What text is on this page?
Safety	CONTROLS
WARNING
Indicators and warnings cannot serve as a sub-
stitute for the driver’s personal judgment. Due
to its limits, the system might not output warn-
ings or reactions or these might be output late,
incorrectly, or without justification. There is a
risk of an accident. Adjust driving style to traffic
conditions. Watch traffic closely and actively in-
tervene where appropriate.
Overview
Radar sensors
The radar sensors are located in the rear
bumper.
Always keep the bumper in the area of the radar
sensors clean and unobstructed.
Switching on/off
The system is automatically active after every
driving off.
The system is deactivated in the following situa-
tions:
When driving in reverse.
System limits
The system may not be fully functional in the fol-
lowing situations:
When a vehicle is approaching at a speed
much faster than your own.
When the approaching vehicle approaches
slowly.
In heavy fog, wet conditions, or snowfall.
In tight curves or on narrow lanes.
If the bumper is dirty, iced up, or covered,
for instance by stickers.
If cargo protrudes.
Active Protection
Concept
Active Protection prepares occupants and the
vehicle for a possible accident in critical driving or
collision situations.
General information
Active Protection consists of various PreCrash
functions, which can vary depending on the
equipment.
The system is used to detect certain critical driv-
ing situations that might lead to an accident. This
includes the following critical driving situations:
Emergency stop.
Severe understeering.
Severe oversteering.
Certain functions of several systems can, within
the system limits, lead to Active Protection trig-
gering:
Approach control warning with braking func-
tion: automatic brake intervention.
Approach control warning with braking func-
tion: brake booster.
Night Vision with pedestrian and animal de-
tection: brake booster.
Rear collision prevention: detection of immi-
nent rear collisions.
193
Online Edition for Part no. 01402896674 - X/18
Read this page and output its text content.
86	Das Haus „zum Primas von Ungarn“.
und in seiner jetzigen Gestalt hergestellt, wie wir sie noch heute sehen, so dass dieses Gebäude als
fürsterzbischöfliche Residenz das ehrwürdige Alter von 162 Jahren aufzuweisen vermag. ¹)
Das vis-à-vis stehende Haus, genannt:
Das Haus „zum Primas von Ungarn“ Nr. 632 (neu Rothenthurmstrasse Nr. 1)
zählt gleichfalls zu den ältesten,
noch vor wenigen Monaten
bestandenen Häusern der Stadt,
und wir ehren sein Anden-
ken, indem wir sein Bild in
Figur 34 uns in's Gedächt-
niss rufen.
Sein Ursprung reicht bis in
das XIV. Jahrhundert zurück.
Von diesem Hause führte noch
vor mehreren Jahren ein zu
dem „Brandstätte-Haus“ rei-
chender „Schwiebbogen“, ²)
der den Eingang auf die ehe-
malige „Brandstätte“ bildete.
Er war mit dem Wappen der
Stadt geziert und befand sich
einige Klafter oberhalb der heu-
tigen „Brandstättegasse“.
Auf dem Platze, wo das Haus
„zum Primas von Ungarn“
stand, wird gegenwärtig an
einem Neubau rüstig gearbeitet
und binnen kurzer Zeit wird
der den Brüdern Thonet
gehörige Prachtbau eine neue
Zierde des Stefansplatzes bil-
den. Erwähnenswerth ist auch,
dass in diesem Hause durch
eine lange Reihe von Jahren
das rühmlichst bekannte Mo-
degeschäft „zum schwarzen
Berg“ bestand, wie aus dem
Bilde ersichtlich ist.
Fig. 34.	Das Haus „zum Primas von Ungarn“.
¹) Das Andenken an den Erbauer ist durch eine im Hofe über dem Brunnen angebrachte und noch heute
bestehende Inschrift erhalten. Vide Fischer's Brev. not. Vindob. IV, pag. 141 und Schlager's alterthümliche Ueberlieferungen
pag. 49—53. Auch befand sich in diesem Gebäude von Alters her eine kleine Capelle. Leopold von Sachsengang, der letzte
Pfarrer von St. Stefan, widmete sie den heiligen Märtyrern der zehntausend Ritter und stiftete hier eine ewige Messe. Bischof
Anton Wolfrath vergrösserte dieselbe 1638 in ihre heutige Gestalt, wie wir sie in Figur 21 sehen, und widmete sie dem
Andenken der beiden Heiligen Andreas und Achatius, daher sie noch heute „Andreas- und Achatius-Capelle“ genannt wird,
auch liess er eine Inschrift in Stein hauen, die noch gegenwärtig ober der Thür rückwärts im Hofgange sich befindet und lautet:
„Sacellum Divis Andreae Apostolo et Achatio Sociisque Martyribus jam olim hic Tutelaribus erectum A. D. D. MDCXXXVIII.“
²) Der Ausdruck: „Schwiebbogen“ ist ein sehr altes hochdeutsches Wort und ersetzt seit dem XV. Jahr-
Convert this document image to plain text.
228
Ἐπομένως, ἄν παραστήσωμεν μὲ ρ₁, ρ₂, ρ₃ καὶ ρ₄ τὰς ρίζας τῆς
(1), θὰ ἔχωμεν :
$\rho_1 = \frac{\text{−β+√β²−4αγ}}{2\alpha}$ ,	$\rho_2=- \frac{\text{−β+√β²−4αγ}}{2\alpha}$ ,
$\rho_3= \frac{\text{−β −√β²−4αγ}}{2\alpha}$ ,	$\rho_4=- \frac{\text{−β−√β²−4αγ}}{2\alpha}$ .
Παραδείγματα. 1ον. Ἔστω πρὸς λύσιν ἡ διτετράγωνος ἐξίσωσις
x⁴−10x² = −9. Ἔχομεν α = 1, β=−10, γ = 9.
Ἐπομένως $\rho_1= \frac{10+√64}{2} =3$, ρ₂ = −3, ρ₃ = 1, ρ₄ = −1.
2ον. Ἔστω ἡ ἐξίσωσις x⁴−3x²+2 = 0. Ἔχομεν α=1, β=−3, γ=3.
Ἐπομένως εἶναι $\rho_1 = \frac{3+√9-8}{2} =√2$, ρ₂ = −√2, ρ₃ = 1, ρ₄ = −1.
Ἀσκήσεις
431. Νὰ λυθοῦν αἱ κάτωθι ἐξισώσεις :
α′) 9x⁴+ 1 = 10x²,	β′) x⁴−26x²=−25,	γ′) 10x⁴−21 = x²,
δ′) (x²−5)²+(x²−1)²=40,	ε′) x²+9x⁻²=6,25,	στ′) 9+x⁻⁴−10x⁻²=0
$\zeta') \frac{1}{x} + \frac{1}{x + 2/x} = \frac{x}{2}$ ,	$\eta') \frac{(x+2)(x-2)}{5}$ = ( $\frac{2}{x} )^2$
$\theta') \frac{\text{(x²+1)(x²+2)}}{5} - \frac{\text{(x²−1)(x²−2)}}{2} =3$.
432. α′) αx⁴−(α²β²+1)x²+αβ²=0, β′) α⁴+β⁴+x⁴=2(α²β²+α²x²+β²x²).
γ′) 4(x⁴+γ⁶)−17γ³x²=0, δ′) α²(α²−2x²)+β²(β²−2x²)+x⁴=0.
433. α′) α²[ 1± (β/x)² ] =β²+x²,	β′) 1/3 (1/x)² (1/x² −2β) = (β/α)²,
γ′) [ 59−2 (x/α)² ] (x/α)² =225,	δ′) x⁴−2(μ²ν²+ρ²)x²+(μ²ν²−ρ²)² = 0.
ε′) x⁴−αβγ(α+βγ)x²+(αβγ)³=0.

• • • • • • •

Task statement: How many lines in the records above contain the word "approaching"? Give only the number.

Solution below: 2